---------- Data for processing
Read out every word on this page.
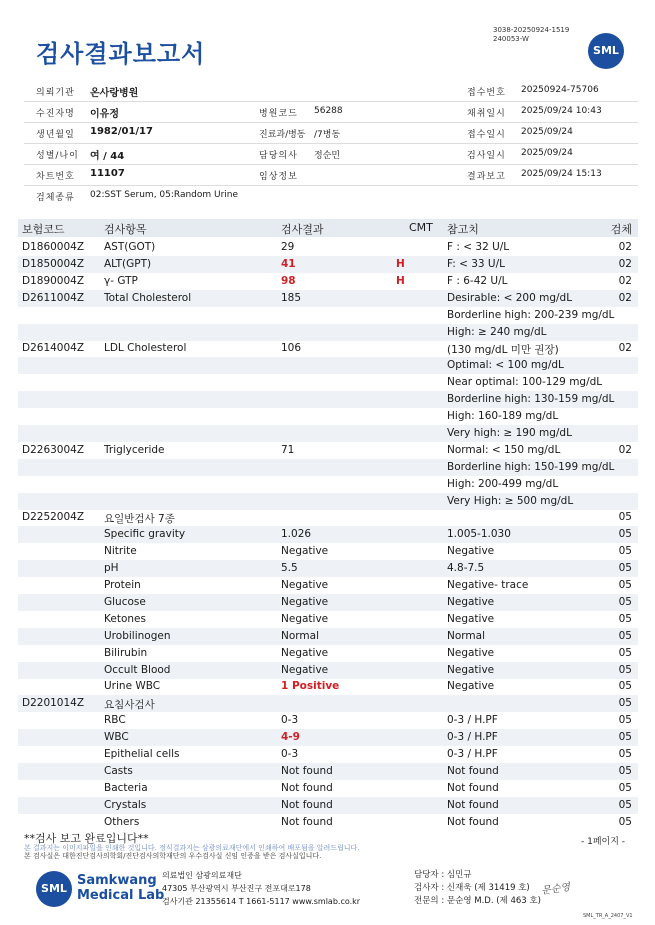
3038-20250924-1519
240053-W
검사결과보고서	SML
의뢰기관 온사랑병원	접수번호 20250924-75706
수진자명 이유정	병원코드 56288	채취일시 2025/09/24 10:43
생년월일 1982/01/17	진료과/병동 /7병동	접수일시 2025/09/24
성별/나이 여 / 44	담당의사 정순민	검사일시 2025/09/24
차트번호 11107	임상정보	결과보고 2025/09/24 15:13
검체종류 02:SST Serum, 05:Random Urine
보험코드	검사항목	검사결과	CMT 참고치	검체
D1860004Z AST(GOT)	29	F : < 32 U/L	02
D1850004Z ALT(GPT)	41	H	F: < 33 U/L	02
D1890004Z γ- GTP	98	H	F : 6-42 U/L	02
D2611004Z Total Cholesterol	185	Desirable: < 200 mg/dL	02
Borderline high: 200-239 mg/dL
High: ≥ 240 mg/dL
D2614004Z LDL Cholesterol	106	(130 mg/dL 미만 권장)	02
Optimal: < 100 mg/dL
Near optimal: 100-129 mg/dL
Borderline high: 130-159 mg/dL
High: 160-189 mg/dL
Very high: ≥ 190 mg/dL
D2263004Z Triglyceride	71	Normal: < 150 mg/dL	02
Borderline high: 150-199 mg/dL
High: 200-499 mg/dL
Very High: ≥ 500 mg/dL
D2252004Z 요일반검사 7종	05
Specific gravity	1.026	1.005-1.030	05
Nitrite	Negative	Negative	05
pH	5.5	4.8-7.5	05
Protein	Negative	Negative- trace	05
Glucose	Negative	Negative	05
Ketones	Negative	Negative	05
Urobilinogen	Normal	Normal	05
Bilirubin	Negative	Negative	05
Occult Blood	Negative	Negative	05
Urine WBC	1 Positive	Negative	05
D2201014Z 요침사검사	05
RBC	0-3	0-3 / H.PF	05
WBC	4-9	0-3 / H.PF	05
Epithelial cells	0-3	0-3 / H.PF	05
Casts	Not found	Not found	05
Bacteria	Not found	Not found	05
Crystals	Not found	Not found	05
Others	Not found	Not found	05
**검사 보고 완료입니다**	- 1페이지 -
본 결과지는 이미지파일을 인쇄한 것입니다. 정식결과지는 삼광의료재단에서 인쇄하여 배포됨을 알려드립니다.
본 검사실은 대한진단검사의학회/진단검사의학재단의 우수검사실 신임 인증을 받은 검사실입니다.
SML
Samkwang
Medical Lab
의료법인 삼광의료재단
47305 부산광역시 부산진구 전포대로178
검사기관 21355614 T 1661-5117 www.smlab.co.kr
담당자 : 심민규
검사자 : 신재욱 (제 31419 호)
전문의 : 문순영 M.D. (제 463 호)
문순영
SML_TR_A_2407_V1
--------------------
- What the task requires
With the images excluded, reproduce the data above precisely as written.

- Your response
Read out every word on this page.
3038-20250924-1519
240053-W
검사결과보고서	SML
의뢰기관 온사랑병원	접수번호 20250924-75706
수진자명 이유정	병원코드 56288	채취일시 2025/09/24 10:43
생년월일 1982/01/17	진료과/병동 /7병동	접수일시 2025/09/24
성별/나이 여 / 44	담당의사 정순민	검사일시 2025/09/24
차트번호 11107	임상정보	결과보고 2025/09/24 15:13
검체종류 02:SST Serum, 05:Random Urine
보험코드	검사항목	검사결과	CMT 참고치	검체
D1860004Z AST(GOT)	29	F : < 32 U/L	02
D1850004Z ALT(GPT)	41	H	F: < 33 U/L	02
D1890004Z γ- GTP	98	H	F : 6-42 U/L	02
D2611004Z Total Cholesterol	185	Desirable: < 200 mg/dL	02
Borderline high: 200-239 mg/dL
High: ≥ 240 mg/dL
D2614004Z LDL Cholesterol	106	(130 mg/dL 미만 권장)	02
Optimal: < 100 mg/dL
Near optimal: 100-129 mg/dL
Borderline high: 130-159 mg/dL
High: 160-189 mg/dL
Very high: ≥ 190 mg/dL
D2263004Z Triglyceride	71	Normal: < 150 mg/dL	02
Borderline high: 150-199 mg/dL
High: 200-499 mg/dL
Very High: ≥ 500 mg/dL
D2252004Z 요일반검사 7종	05
Specific gravity	1.026	1.005-1.030	05
Nitrite	Negative	Negative	05
pH	5.5	4.8-7.5	05
Protein	Negative	Negative- trace	05
Glucose	Negative	Negative	05
Ketones	Negative	Negative	05
Urobilinogen	Normal	Normal	05
Bilirubin	Negative	Negative	05
Occult Blood	Negative	Negative	05
Urine WBC	1 Positive	Negative	05
D2201014Z 요침사검사	05
RBC	0-3	0-3 / H.PF	05
WBC	4-9	0-3 / H.PF	05
Epithelial cells	0-3	0-3 / H.PF	05
Casts	Not found	Not found	05
Bacteria	Not found	Not found	05
Crystals	Not found	Not found	05
Others	Not found	Not found	05
**검사 보고 완료입니다**	- 1페이지 -
본 결과지는 이미지파일을 인쇄한 것입니다. 정식결과지는 삼광의료재단에서 인쇄하여 배포됨을 알려드립니다.
본 검사실은 대한진단검사의학회/진단검사의학재단의 우수검사실 신임 인증을 받은 검사실입니다.
SML
Samkwang
Medical Lab
의료법인 삼광의료재단
47305 부산광역시 부산진구 전포대로178
검사기관 21355614 T 1661-5117 www.smlab.co.kr
담당자 : 심민규
검사자 : 신재욱 (제 31419 호)
전문의 : 문순영 M.D. (제 463 호)
문순영
SML_TR_A_2407_V1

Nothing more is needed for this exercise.